→ DO THIS
Scan each line of the records for the word "Offenses" and extract the ones that have it.

→ INPUT FOR THIS TASK

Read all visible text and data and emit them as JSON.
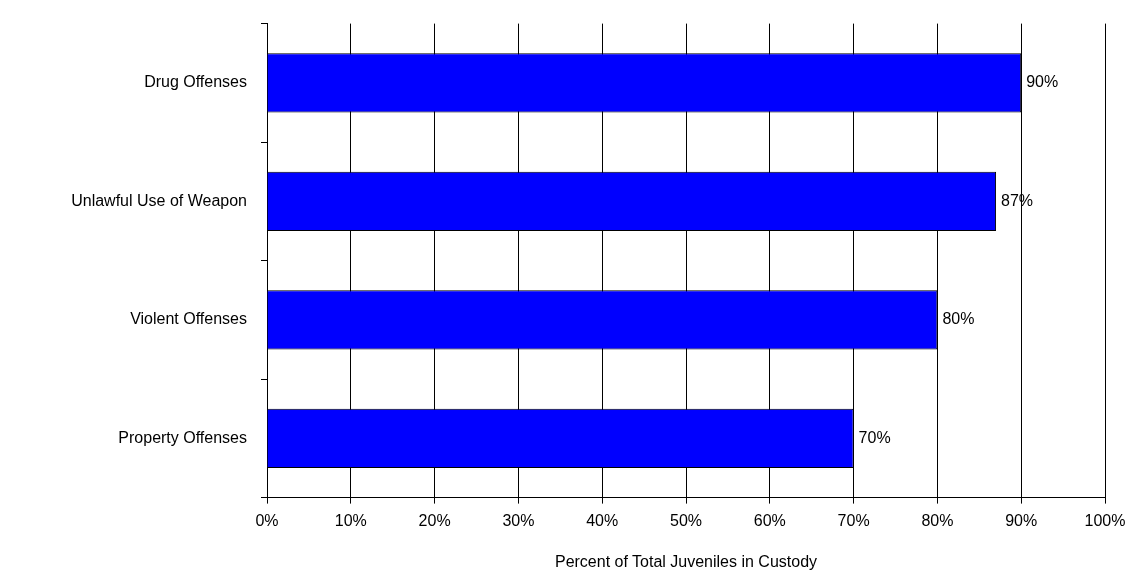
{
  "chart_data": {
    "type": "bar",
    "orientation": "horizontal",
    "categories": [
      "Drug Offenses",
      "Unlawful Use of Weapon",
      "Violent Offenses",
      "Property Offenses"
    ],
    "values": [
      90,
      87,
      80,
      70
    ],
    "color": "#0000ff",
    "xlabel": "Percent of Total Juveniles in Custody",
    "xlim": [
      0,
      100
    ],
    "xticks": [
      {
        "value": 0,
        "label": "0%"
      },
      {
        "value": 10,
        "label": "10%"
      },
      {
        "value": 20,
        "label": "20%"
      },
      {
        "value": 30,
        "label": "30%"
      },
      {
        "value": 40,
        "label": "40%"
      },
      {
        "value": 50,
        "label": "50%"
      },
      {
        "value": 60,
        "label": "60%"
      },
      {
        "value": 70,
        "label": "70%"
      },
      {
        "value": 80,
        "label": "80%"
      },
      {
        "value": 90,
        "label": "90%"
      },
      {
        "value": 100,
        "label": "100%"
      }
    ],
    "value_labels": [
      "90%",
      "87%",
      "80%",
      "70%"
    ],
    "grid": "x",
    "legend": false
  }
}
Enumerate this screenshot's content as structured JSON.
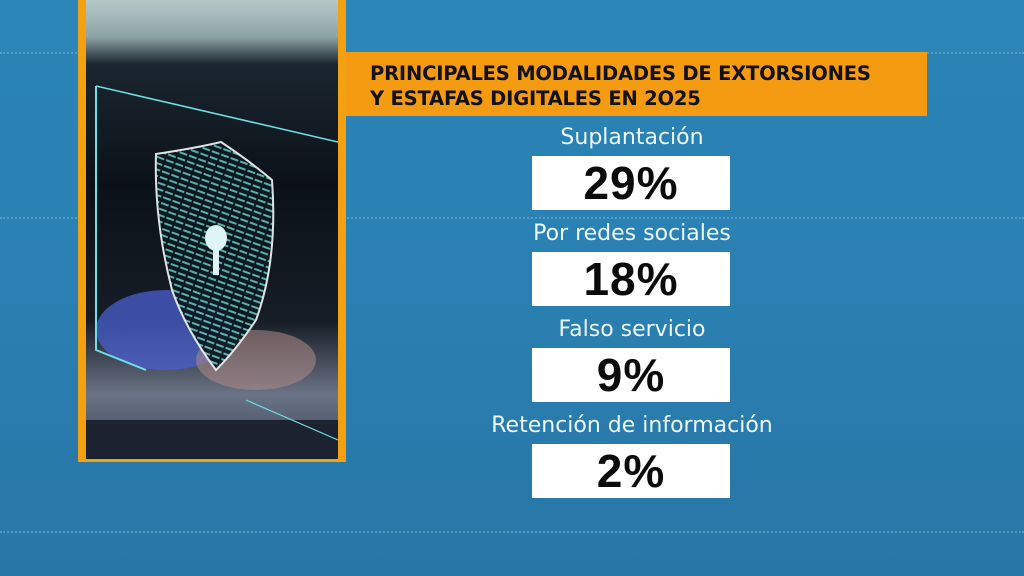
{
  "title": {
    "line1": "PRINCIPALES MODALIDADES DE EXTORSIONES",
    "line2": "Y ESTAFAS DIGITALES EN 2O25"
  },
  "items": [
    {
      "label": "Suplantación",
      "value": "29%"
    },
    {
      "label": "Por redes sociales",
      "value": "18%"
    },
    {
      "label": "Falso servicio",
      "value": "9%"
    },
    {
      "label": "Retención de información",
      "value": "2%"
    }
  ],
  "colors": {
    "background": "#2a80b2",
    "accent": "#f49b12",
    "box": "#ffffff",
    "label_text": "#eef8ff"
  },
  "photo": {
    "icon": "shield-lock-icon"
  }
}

→ RESPONSE BELOW
      "Drug Offenses",
      "Violent Offenses",
      "Property Offenses"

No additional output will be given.